# Fastest way to convert TIVO file to DVD w/ Mac Pro



## DougieBaby99 (May 11, 2009)

Hello, I'm new here and I'm looking for a little help. I want to convert a Tivo show which is in HD to a DVD using a brand new Mac Pro 8 core. I have Toast 9 Titanium for Mac which I used for a few shows, but I have one 18GB tivo file that is giving me problems. Every time I used Toast 9 to encode to DVD, Toast crashes at the 4% or 5% point. I also want to find a faster solution than Toast. The core utilization in Toast seems rather poor. Using the Activity Monitor utility, the highest CPU utilization that toast is using is 400%. My 8 core Mac Pro has 16 virtual cores (Nehlem Hyper Threading) and applications that are optimized for multicore will show up to 1600% core utilization. 

I just installed Win XP sp3 with bootcamp and I'm going to see if Roxio Creator 2009 will do any better in windows with this problem file, and see if other Tivo files convert faster in the windows environment. 

Speed is a BIG factor, more so than picture quality. I need to convert many large tivo files (15GB to 20GB) which are recorded from the Speed HD channel. Using Toast 9 in the Mac OSx environment, the encoding process takes a long time, 6 to 8 hours or so. I'm hoping there's a solution to harness the power of this Dual Xeon Mac to speed up the encode. Thanks for the help.

-Dougie


----------



## Frank Furter (Mar 28, 2006)

Tagging along. Similar needs here too.


----------



## DougieBaby99 (May 11, 2009)

I'm thinking of upgrading from Toast 9 to 10, maybe this will fix the crashing problem. I'll let you know what I find.

-dougie


----------



## Frank Furter (Mar 28, 2006)
+ + + +
Tasks to perform:
(1) In the forum thread on converting TiVo files to DVD, at what point does Toast crash when encoding the 18GB file?
(2) From the forum thread on converting TiVo files to DVD, copy the passage that opens with "Hello, I'm new" and closes with "the windows environment.".
(3) Continue the forum thread on converting TiVo files to DVD from its final line.

Given records:
+ + + +
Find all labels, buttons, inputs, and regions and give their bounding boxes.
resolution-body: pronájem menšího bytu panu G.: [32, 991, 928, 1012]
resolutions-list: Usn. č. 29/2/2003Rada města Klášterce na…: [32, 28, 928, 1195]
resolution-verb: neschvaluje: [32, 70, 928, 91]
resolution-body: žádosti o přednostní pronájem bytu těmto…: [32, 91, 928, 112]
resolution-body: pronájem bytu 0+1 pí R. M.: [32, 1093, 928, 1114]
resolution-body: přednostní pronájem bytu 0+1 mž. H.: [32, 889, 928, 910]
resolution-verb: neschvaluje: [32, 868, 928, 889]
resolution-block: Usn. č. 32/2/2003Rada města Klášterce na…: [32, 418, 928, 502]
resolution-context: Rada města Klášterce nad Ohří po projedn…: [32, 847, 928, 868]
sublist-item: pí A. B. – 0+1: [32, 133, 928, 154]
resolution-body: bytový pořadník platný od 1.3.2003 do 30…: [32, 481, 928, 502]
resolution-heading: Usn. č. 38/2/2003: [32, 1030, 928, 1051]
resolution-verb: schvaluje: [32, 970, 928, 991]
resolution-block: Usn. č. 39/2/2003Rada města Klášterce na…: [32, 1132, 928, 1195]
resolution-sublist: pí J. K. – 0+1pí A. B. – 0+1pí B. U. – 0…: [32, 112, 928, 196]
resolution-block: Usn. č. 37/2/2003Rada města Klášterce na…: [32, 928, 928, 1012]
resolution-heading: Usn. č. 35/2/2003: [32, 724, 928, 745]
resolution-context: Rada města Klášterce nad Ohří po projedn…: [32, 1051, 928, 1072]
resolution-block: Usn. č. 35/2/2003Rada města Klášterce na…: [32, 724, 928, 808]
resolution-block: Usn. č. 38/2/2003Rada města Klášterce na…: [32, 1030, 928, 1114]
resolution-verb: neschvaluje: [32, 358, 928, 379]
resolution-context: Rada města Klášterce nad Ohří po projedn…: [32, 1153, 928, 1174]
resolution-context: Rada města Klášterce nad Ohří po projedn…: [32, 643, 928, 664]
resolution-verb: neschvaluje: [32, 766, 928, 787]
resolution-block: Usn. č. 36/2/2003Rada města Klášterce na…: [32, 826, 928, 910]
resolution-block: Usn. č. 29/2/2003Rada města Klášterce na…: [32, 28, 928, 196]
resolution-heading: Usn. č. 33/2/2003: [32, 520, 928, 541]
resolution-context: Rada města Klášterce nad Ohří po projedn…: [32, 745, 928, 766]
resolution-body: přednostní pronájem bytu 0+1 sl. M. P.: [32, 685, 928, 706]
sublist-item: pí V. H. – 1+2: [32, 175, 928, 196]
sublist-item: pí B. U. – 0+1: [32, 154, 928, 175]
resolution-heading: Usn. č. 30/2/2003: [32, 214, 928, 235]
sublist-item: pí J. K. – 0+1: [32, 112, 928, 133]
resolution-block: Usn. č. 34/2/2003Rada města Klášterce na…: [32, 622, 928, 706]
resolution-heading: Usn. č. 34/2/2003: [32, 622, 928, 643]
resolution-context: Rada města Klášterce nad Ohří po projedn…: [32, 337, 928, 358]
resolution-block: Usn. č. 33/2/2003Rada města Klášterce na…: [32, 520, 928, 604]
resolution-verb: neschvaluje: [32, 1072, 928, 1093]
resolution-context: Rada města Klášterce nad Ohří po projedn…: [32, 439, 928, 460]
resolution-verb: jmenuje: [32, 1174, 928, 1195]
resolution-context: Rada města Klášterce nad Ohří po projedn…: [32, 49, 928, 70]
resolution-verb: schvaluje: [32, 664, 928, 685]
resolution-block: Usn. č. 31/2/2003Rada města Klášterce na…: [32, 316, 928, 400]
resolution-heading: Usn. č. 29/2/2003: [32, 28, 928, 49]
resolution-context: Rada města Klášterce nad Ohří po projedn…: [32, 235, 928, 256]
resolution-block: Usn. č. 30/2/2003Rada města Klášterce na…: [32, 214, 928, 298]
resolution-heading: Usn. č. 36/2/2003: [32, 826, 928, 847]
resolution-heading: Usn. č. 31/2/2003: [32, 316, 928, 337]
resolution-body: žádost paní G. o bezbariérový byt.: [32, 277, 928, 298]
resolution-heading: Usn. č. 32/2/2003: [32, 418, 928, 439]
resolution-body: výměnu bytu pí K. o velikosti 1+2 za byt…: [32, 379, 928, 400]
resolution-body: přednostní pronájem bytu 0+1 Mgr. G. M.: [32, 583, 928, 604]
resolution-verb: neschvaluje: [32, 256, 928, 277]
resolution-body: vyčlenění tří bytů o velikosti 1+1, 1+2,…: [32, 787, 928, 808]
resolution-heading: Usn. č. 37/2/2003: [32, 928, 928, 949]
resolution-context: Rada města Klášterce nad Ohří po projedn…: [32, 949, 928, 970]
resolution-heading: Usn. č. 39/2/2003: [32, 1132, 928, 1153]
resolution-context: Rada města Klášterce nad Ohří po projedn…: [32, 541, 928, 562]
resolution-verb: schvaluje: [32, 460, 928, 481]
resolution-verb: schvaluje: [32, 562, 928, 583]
+ + + +
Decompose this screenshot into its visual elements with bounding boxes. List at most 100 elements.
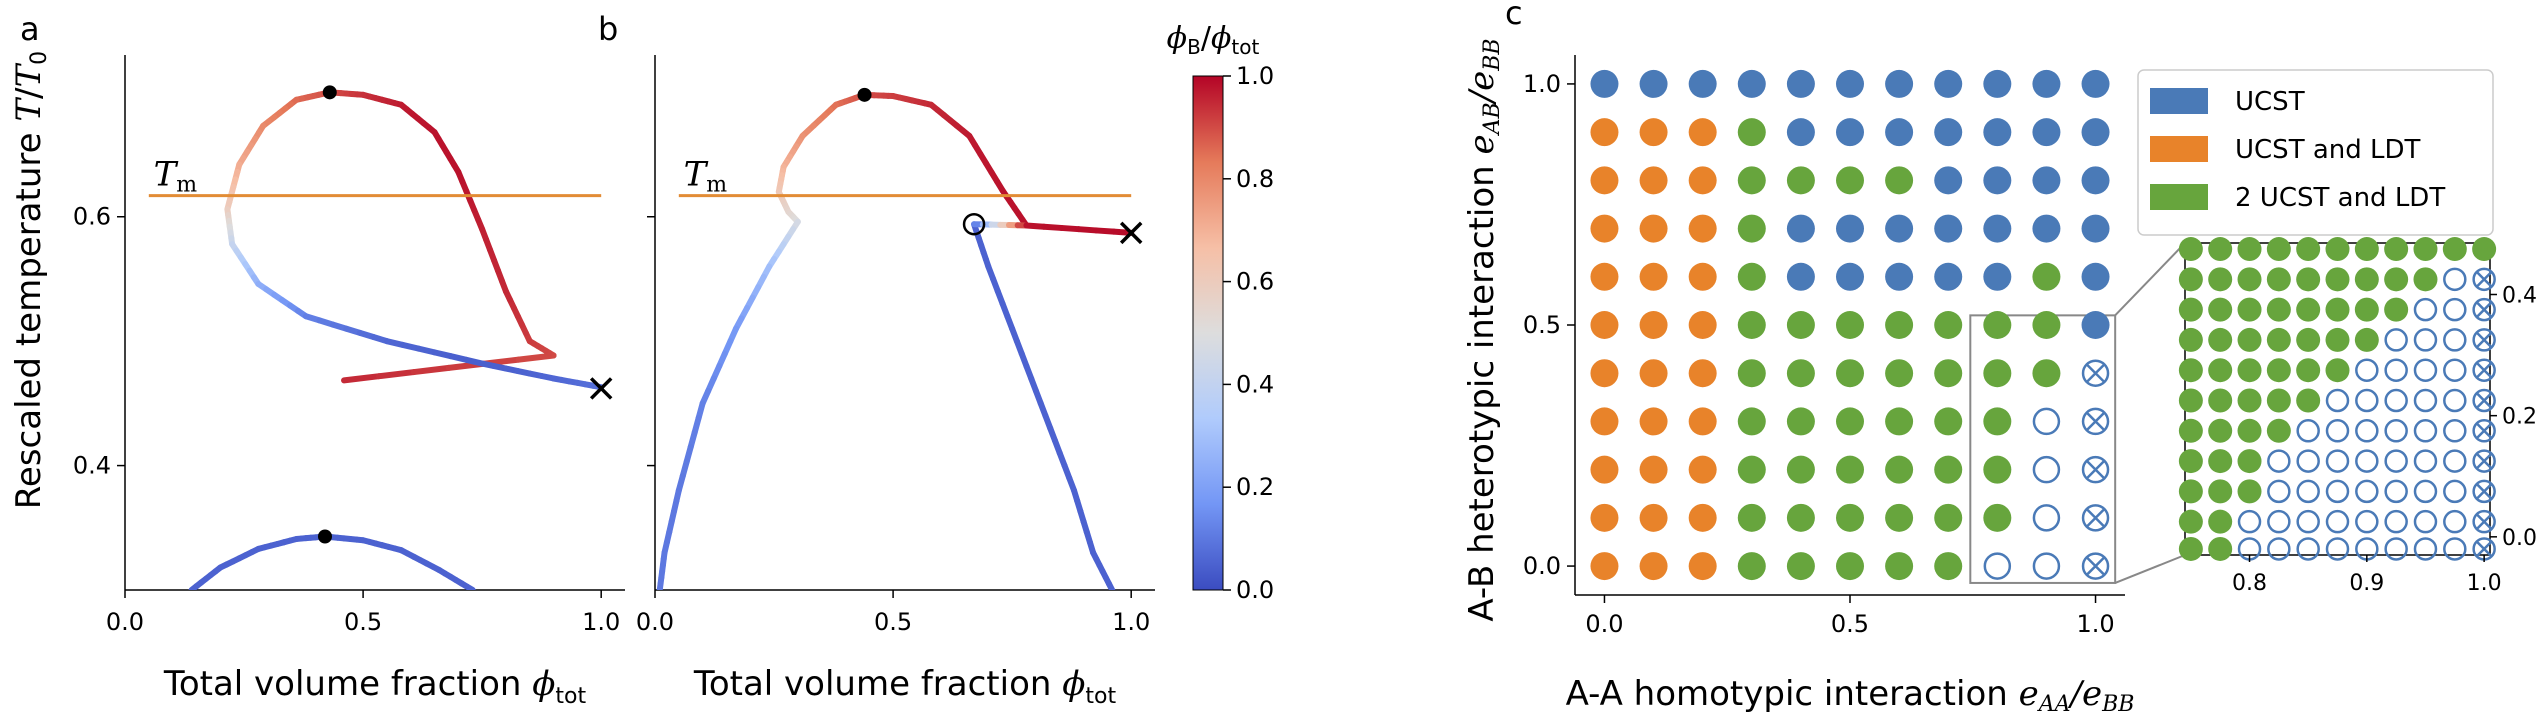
+ + + +
Expected answers:
(1) At the 4% or 5% point.

(2)
Hello, I'm new here and I'm looking for a little help. I want to convert a Tivo show which is in HD to a DVD using a brand new Mac Pro 8 core. I have Toast 9 Titanium for Mac which I used for a few shows, but I have one 18GB tivo file that is giving me problems. Every time I used Toast 9 to encode to DVD, Toast crashes at the 4% or 5% point. I also want to find a faster solution than Toast. The core utilization in Toast seems rather poor. Using the Activity Monitor utility, the highest CPU utilization that toast is using is 400%. My 8 core Mac Pro has 16 virtual cores (Nehlem Hyper Threading) and applications that are optimized for multicore will show up to 1600% core utilization. 

I just installed Win XP sp3 with bootcamp and I'm going to see if Roxio Creator 2009 will do any better in windows with this problem file, and see if other Tivo files convert faster in the windows environment.

(3)
Thanks Dougie - though I'm not as concerned about Toast (which I use) as I am an alternate and quicker method. TDM (TivoDecodeManager) no longer works on my 10.5.6 system, so I was hoping for some fresh ideas. Didn't want to hijack your thread, just along for the ride.


----------



## DougieBaby99 (May 11, 2009)

After purchasing the Toast 10 upgrade and installing, I ran Toast on the same TIVO file. Crashed at the 5% mark just like Toast 9. Also still as horribly slow as toast 9. I have a feeling there's no difference between 9 and 10, I just threw money in the trash! I'm sending the Problem Report to Roxio to see what they say.

-dougie


----------



## bedelman (Feb 26, 2001)

How is the free space on the drive where the "Roxio Converted Items" are being stored? This is in the preferences under the storage tab. You may also want to take a look in that folder to see if there's anything in there when Toast is not running -- the folder should be empty when Toast is done.

As far as speed goes, the El Gato Turbo.264 makes a world of difference when it's used by Toast (9 or 10) -- but I doubt that it would make a significant difference for an 8-core MacPro.


----------



## Yoav (Jan 13, 2007)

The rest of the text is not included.